# PROBLEM REQUIREMENTS
Every entry here needs to be repeated exactly.

# DATA SUPPLIED
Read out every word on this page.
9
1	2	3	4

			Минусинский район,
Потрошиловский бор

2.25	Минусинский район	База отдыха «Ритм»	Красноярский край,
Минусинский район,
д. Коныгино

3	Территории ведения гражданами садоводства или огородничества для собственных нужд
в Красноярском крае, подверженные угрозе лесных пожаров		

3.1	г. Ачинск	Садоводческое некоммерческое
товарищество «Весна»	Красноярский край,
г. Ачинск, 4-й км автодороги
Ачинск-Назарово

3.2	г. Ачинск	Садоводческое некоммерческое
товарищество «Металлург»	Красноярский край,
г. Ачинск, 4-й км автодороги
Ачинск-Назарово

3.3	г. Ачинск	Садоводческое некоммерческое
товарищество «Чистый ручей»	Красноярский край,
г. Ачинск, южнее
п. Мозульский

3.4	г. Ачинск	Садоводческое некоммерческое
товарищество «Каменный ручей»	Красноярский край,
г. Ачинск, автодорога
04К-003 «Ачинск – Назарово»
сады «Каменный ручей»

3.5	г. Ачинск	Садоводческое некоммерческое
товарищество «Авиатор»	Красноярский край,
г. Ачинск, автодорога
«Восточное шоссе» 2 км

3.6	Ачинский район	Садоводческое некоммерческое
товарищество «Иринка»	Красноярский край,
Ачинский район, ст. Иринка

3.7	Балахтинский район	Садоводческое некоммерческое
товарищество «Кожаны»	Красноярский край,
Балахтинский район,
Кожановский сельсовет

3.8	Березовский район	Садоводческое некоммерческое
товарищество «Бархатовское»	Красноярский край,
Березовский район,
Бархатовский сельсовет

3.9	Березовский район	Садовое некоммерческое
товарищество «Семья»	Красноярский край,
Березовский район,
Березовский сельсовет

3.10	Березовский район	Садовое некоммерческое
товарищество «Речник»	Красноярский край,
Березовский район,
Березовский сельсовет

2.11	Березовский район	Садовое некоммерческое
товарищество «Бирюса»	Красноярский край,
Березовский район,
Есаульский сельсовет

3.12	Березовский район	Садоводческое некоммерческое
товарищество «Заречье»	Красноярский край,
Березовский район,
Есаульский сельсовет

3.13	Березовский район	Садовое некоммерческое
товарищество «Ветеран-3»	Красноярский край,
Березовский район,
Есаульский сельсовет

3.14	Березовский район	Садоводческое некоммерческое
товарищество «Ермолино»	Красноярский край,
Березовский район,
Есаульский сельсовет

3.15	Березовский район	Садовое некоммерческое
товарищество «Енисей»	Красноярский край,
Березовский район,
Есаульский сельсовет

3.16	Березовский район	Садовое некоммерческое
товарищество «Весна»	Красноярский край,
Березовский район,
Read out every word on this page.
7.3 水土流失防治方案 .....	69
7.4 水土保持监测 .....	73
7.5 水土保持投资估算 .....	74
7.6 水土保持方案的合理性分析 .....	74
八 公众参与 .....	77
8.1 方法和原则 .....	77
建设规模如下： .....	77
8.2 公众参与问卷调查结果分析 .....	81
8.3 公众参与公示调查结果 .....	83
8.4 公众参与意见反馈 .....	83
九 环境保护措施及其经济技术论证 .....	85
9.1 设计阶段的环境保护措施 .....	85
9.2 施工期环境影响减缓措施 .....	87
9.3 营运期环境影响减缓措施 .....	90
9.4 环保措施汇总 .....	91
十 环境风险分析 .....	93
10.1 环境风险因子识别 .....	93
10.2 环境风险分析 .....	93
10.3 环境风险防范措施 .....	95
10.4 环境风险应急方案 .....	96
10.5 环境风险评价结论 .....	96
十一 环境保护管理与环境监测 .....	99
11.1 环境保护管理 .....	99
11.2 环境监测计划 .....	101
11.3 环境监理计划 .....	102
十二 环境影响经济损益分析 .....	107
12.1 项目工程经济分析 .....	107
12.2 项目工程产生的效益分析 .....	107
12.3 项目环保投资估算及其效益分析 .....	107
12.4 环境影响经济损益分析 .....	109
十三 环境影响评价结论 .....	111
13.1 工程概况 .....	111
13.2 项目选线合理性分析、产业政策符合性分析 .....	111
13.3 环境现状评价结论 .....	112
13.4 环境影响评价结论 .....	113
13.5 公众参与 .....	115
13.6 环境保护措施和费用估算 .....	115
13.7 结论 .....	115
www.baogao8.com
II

# SOLUTION FOR THIS TASK
Read out every word on this page.
9
1	2	3	4

			Минусинский район,
Потрошиловский бор

2.25	Минусинский район	База отдыха «Ритм»	Красноярский край,
Минусинский район,
д. Коныгино

3	Территории ведения гражданами садоводства или огородничества для собственных нужд
в Красноярском крае, подверженные угрозе лесных пожаров		

3.1	г. Ачинск	Садоводческое некоммерческое
товарищество «Весна»	Красноярский край,
г. Ачинск, 4-й км автодороги
Ачинск-Назарово

3.2	г. Ачинск	Садоводческое некоммерческое
товарищество «Металлург»	Красноярский край,
г. Ачинск, 4-й км автодороги
Ачинск-Назарово

3.3	г. Ачинск	Садоводческое некоммерческое
товарищество «Чистый ручей»	Красноярский край,
г. Ачинск, южнее
п. Мозульский

3.4	г. Ачинск	Садоводческое некоммерческое
товарищество «Каменный ручей»	Красноярский край,
г. Ачинск, автодорога
04К-003 «Ачинск – Назарово»
сады «Каменный ручей»

3.5	г. Ачинск	Садоводческое некоммерческое
товарищество «Авиатор»	Красноярский край,
г. Ачинск, автодорога
«Восточное шоссе» 2 км

3.6	Ачинский район	Садоводческое некоммерческое
товарищество «Иринка»	Красноярский край,
Ачинский район, ст. Иринка

3.7	Балахтинский район	Садоводческое некоммерческое
товарищество «Кожаны»	Красноярский край,
Балахтинский район,
Кожановский сельсовет

3.8	Березовский район	Садоводческое некоммерческое
товарищество «Бархатовское»	Красноярский край,
Березовский район,
Бархатовский сельсовет

3.9	Березовский район	Садовое некоммерческое
товарищество «Семья»	Красноярский край,
Березовский район,
Березовский сельсовет

3.10	Березовский район	Садовое некоммерческое
товарищество «Речник»	Красноярский край,
Березовский район,
Березовский сельсовет

2.11	Березовский район	Садовое некоммерческое
товарищество «Бирюса»	Красноярский край,
Березовский район,
Есаульский сельсовет

3.12	Березовский район	Садоводческое некоммерческое
товарищество «Заречье»	Красноярский край,
Березовский район,
Есаульский сельсовет

3.13	Березовский район	Садовое некоммерческое
товарищество «Ветеран-3»	Красноярский край,
Березовский район,
Есаульский сельсовет

3.14	Березовский район	Садоводческое некоммерческое
товарищество «Ермолино»	Красноярский край,
Березовский район,
Есаульский сельсовет

3.15	Березовский район	Садовое некоммерческое
товарищество «Енисей»	Красноярский край,
Березовский район,
Есаульский сельсовет

3.16	Березовский район	Садовое некоммерческое
товарищество «Весна»	Красноярский край,
Березовский район,
Read out every word on this page.
7.3 水土流失防治方案 .....	69
7.4 水土保持监测 .....	73
7.5 水土保持投资估算 .....	74
7.6 水土保持方案的合理性分析 .....	74
八 公众参与 .....	77
8.1 方法和原则 .....	77
建设规模如下： .....	77
8.2 公众参与问卷调查结果分析 .....	81
8.3 公众参与公示调查结果 .....	83
8.4 公众参与意见反馈 .....	83
九 环境保护措施及其经济技术论证 .....	85
9.1 设计阶段的环境保护措施 .....	85
9.2 施工期环境影响减缓措施 .....	87
9.3 营运期环境影响减缓措施 .....	90
9.4 环保措施汇总 .....	91
十 环境风险分析 .....	93
10.1 环境风险因子识别 .....	93
10.2 环境风险分析 .....	93
10.3 环境风险防范措施 .....	95
10.4 环境风险应急方案 .....	96
10.5 环境风险评价结论 .....	96
十一 环境保护管理与环境监测 .....	99
11.1 环境保护管理 .....	99
11.2 环境监测计划 .....	101
11.3 环境监理计划 .....	102
十二 环境影响经济损益分析 .....	107
12.1 项目工程经济分析 .....	107
12.2 项目工程产生的效益分析 .....	107
12.3 项目环保投资估算及其效益分析 .....	107
12.4 环境影响经济损益分析 .....	109
十三 环境影响评价结论 .....	111
13.1 工程概况 .....	111
13.2 项目选线合理性分析、产业政策符合性分析 .....	111
13.3 环境现状评价结论 .....	112
13.4 环境影响评价结论 .....	113
13.5 公众参与 .....	115
13.6 环境保护措施和费用估算 .....	115
13.7 结论 .....	115
www.baogao8.com
II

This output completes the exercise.